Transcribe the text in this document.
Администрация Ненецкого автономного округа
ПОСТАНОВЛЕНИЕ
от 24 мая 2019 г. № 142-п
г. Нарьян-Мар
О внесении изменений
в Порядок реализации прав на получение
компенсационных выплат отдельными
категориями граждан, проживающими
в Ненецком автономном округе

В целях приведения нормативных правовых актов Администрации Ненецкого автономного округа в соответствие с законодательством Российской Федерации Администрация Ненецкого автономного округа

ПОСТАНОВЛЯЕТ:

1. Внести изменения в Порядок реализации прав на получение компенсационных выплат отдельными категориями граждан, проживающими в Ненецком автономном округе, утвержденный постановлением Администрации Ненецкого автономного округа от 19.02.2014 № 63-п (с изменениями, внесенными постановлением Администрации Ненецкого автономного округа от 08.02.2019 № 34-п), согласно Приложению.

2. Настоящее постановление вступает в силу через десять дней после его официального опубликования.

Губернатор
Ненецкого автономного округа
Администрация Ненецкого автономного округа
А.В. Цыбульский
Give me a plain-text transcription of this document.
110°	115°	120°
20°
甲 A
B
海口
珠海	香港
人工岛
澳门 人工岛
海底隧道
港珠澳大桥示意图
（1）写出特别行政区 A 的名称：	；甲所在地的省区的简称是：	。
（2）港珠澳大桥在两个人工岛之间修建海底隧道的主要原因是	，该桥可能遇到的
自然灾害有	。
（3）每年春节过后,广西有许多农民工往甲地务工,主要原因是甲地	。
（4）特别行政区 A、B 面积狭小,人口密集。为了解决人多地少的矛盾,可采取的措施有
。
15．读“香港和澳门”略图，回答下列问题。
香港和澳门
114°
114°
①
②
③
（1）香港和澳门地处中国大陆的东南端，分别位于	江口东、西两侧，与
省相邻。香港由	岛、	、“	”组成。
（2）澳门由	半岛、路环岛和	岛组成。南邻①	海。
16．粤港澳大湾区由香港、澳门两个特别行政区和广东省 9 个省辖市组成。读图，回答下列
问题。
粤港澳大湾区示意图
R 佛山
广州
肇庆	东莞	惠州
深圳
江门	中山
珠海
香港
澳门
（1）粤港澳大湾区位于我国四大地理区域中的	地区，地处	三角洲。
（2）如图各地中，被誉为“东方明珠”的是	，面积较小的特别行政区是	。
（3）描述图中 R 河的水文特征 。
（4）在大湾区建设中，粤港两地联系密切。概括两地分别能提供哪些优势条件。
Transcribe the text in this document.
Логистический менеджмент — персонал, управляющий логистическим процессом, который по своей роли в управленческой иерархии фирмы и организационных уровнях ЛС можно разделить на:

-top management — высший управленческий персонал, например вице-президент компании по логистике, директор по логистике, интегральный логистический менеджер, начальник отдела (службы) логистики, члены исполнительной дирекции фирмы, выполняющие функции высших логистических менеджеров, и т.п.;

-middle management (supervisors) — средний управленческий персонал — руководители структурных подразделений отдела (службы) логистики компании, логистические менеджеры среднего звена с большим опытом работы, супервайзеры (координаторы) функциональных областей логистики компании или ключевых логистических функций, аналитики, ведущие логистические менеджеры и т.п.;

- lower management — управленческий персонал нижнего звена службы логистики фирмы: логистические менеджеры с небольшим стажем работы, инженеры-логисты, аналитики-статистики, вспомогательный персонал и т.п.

━━━━━━━━━━━━━━━━━━━━━━━━━━━━━━

*What you are asked to do*
Search the lines above for the string "Ненецком", then show every one that has it.

*Result of the exercise*
в Ненецком автономном округе
1. Внести изменения в Порядок реализации прав на получение компенсационных выплат отдельными категориями граждан, проживающими в Ненецком автономном округе, утвержденный постановлением Администрации Ненецкого автономного округа от 19.02.2014 № 63-п (с изменениями, внесенными постановлением Администрации Ненецкого автономного округа от 08.02.2019 № 34-п), согласно Приложению.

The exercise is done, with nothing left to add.